### Set task:
Copy every line with the string "Arizona" in it.

┄┄┄┄┄┄┄┄┄┄

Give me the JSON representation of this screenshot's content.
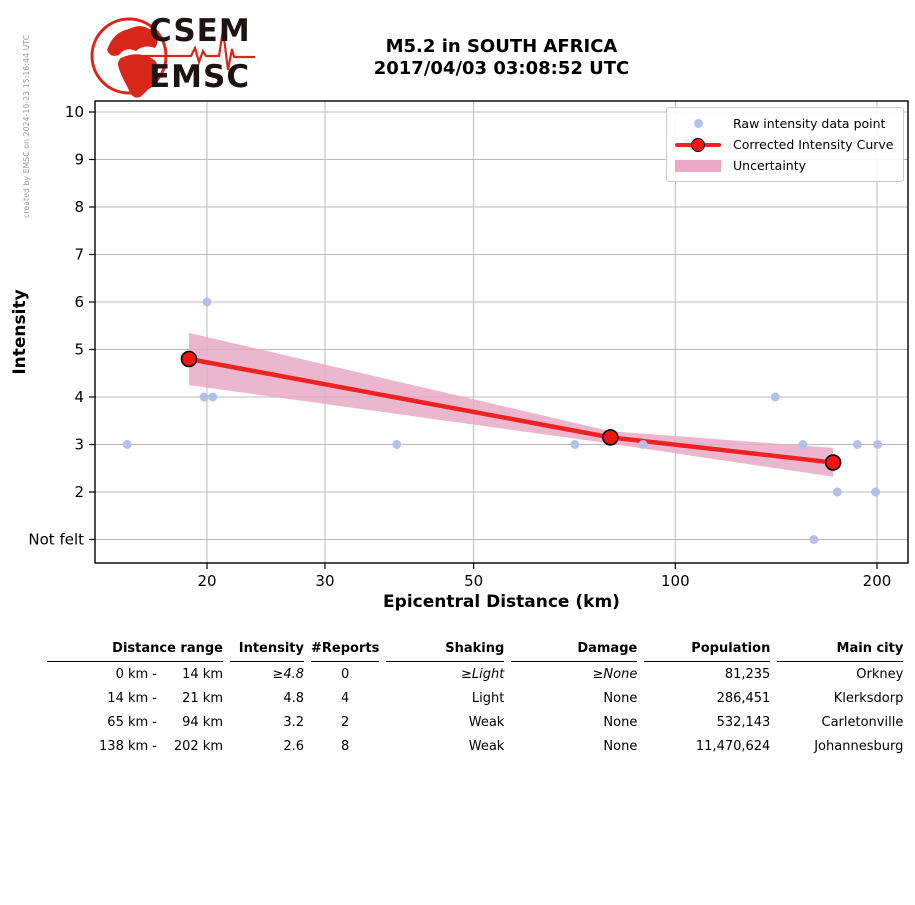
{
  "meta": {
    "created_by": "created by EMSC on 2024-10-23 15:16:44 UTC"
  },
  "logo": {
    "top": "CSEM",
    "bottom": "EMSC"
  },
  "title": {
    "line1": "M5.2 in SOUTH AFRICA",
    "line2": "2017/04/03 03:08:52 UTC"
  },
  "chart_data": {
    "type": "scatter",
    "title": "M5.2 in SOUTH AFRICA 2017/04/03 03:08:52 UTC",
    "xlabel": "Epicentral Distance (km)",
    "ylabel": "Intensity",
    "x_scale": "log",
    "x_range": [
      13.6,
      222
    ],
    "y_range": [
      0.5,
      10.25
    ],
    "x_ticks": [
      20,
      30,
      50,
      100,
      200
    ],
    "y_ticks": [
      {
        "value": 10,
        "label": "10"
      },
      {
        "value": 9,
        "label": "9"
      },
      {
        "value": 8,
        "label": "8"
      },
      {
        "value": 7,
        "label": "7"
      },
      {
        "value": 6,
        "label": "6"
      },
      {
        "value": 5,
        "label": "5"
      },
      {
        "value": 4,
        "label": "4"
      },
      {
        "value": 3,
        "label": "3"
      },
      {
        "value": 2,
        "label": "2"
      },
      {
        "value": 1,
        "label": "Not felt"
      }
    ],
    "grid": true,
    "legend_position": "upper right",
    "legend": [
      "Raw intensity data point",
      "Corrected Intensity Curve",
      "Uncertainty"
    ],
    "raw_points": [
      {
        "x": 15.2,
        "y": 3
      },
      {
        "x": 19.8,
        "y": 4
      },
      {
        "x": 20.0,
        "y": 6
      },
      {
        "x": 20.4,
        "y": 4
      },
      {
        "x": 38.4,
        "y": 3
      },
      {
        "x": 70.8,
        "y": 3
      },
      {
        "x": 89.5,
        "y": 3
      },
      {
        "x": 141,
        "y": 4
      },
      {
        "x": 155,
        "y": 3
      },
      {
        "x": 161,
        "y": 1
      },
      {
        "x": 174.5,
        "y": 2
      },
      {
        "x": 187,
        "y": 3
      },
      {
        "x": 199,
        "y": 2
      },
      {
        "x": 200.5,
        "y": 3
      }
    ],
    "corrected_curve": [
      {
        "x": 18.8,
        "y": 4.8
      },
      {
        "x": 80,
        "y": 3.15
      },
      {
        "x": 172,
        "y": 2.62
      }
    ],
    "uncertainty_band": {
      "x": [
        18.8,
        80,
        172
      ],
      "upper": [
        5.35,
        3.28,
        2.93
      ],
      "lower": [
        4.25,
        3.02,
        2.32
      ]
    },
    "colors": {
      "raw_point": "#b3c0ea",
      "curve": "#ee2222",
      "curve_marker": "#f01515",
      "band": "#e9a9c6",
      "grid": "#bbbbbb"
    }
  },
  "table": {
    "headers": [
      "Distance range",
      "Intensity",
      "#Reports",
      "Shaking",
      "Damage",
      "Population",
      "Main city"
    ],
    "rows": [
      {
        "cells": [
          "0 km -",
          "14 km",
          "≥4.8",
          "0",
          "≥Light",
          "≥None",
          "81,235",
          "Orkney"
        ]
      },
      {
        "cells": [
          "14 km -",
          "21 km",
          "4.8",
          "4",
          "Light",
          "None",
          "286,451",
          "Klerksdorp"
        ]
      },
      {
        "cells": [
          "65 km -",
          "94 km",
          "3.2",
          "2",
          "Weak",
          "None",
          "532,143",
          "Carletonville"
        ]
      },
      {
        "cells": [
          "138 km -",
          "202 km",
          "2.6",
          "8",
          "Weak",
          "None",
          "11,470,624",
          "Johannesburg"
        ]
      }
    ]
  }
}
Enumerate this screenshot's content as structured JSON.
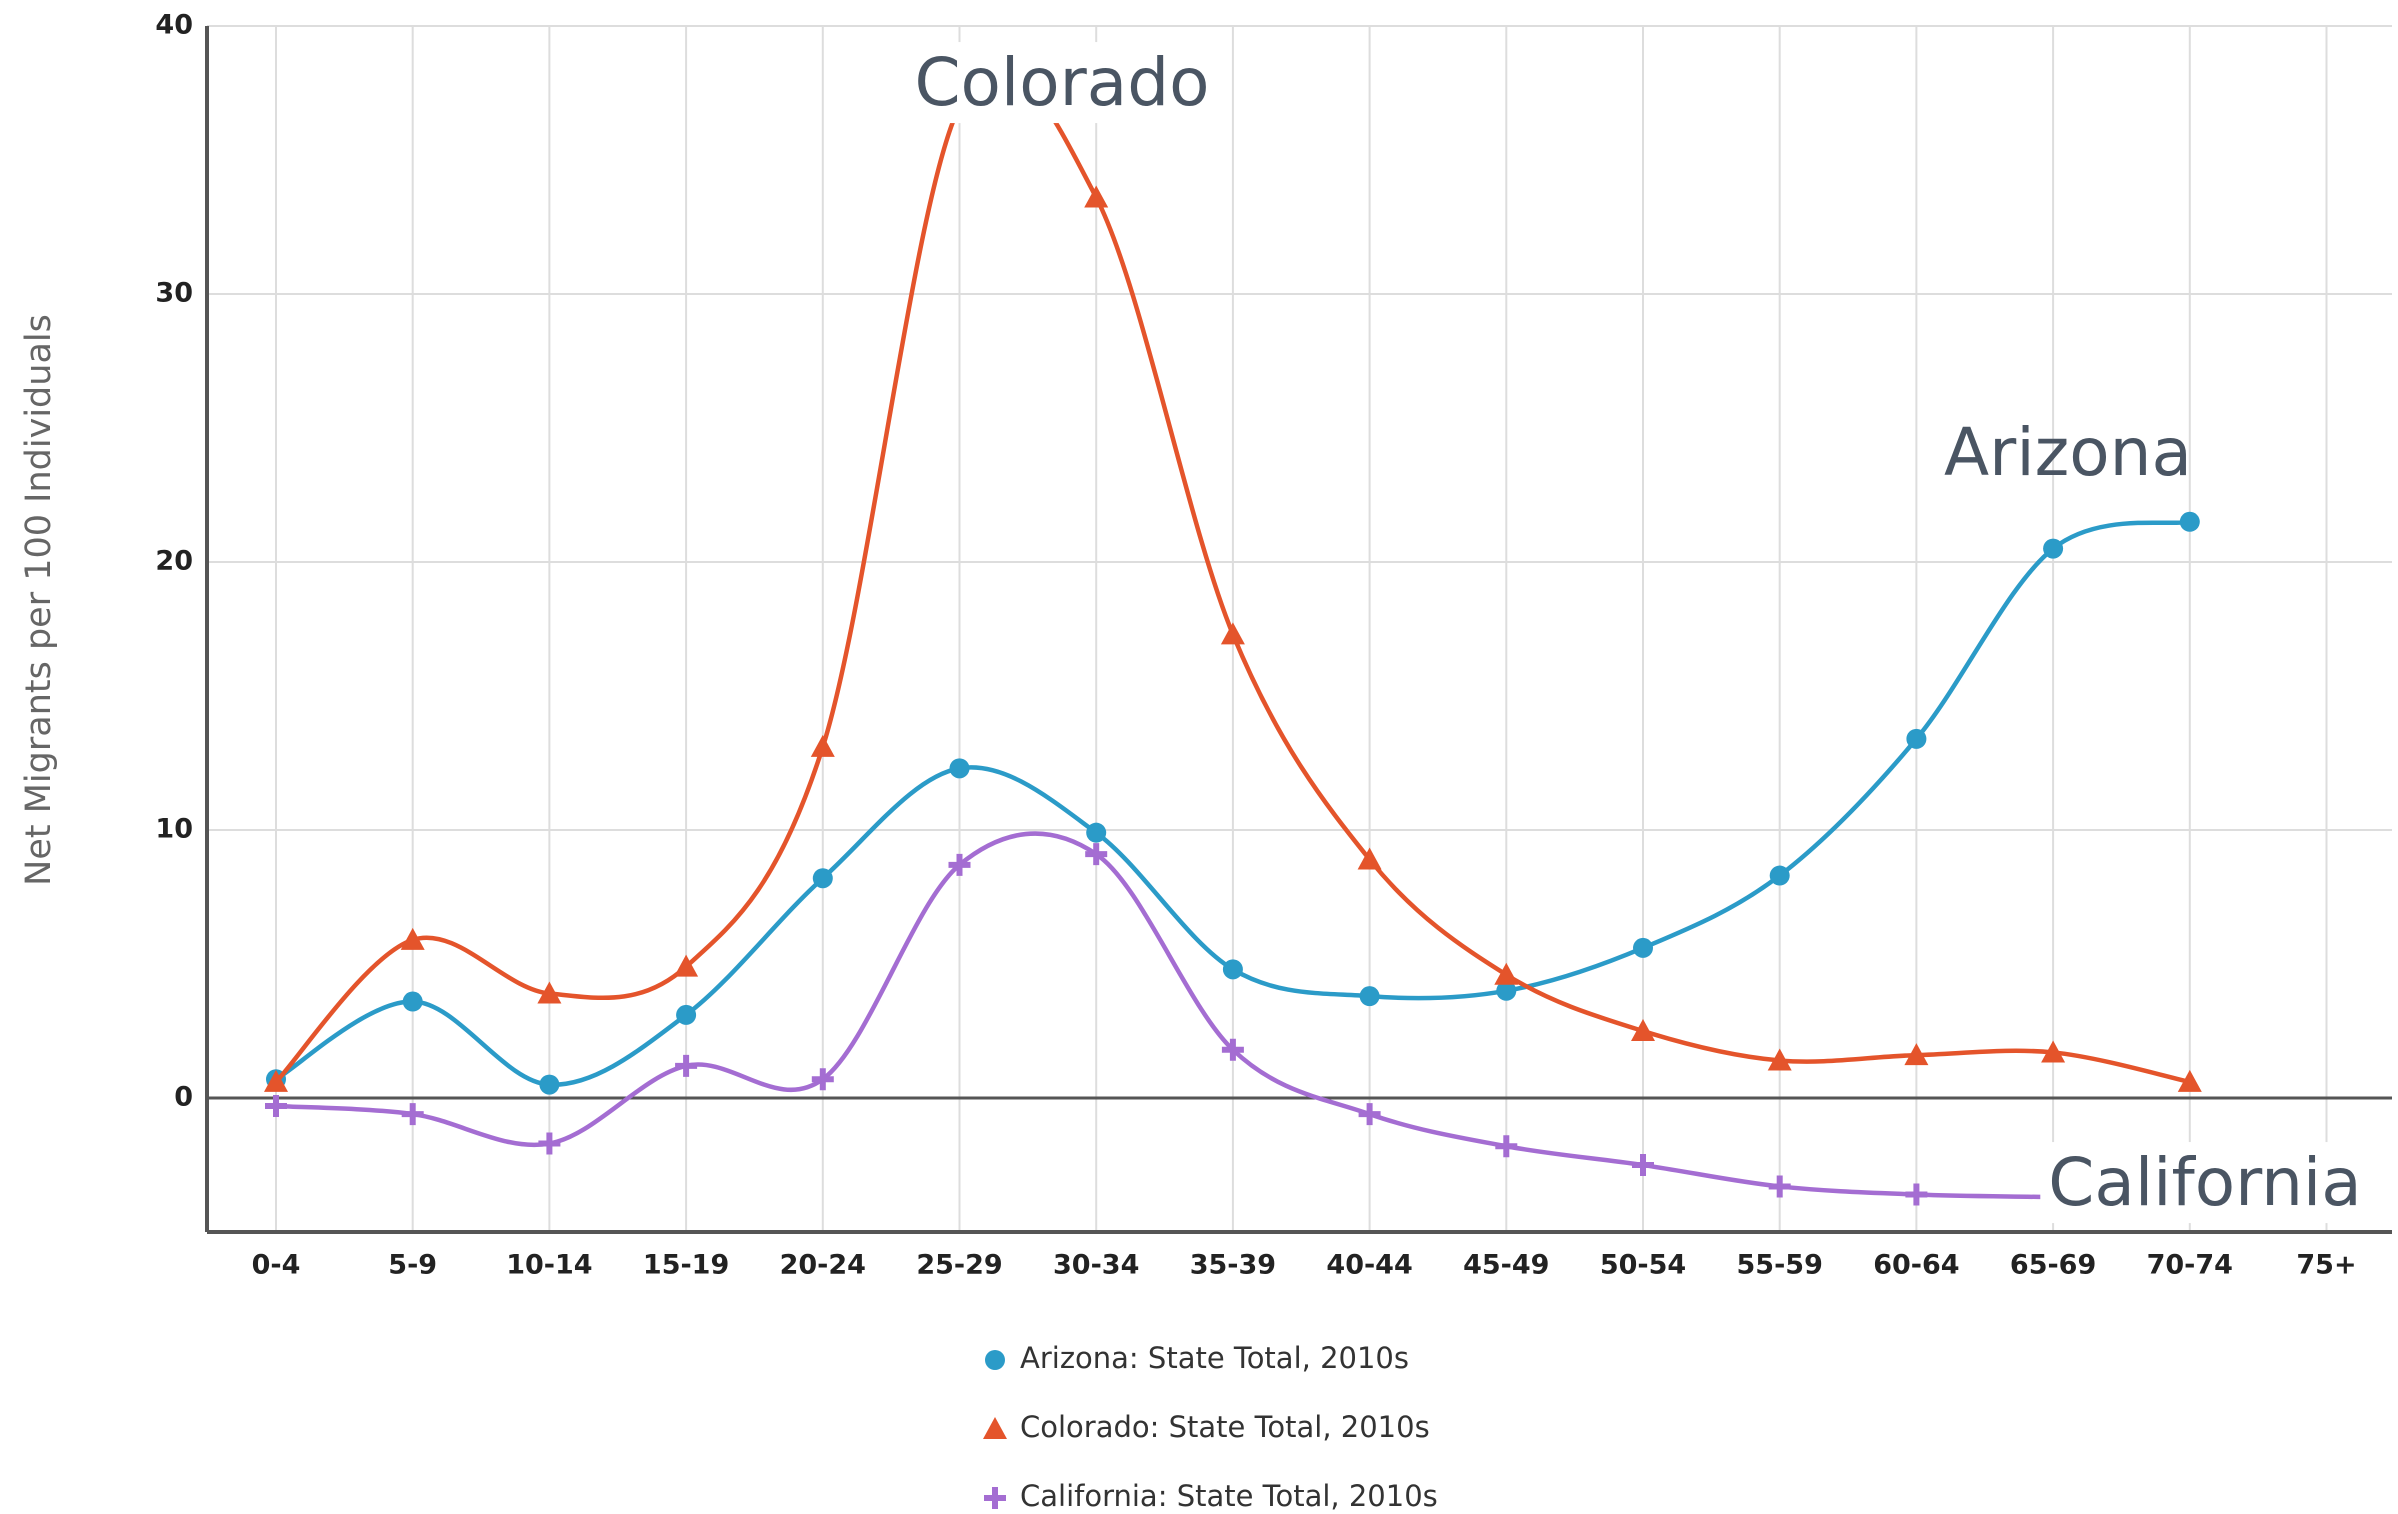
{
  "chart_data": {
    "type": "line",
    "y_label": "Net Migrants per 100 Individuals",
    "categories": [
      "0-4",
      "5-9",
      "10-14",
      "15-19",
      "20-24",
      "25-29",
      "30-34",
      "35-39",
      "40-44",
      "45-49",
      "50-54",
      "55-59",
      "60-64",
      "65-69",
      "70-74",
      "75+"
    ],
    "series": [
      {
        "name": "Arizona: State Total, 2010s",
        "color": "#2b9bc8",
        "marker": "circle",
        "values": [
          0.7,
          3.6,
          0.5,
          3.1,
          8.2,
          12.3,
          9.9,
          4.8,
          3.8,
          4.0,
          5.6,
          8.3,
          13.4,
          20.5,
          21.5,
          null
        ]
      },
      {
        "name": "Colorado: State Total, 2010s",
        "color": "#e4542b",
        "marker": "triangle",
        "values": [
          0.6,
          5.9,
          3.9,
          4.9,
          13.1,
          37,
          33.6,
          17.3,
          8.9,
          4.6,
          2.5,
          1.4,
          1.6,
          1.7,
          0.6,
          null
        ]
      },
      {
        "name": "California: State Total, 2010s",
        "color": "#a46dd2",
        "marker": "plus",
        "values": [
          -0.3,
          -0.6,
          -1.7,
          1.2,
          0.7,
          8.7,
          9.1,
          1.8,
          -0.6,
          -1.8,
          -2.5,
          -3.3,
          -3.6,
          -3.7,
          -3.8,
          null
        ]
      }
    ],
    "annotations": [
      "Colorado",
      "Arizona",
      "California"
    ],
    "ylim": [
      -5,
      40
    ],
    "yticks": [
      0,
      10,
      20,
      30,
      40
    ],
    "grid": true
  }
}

┄┄┄┄┄┄┄┄┄┄

### Solved problem:
        "name": "Arizona: State Total, 2010s",
      "Arizona",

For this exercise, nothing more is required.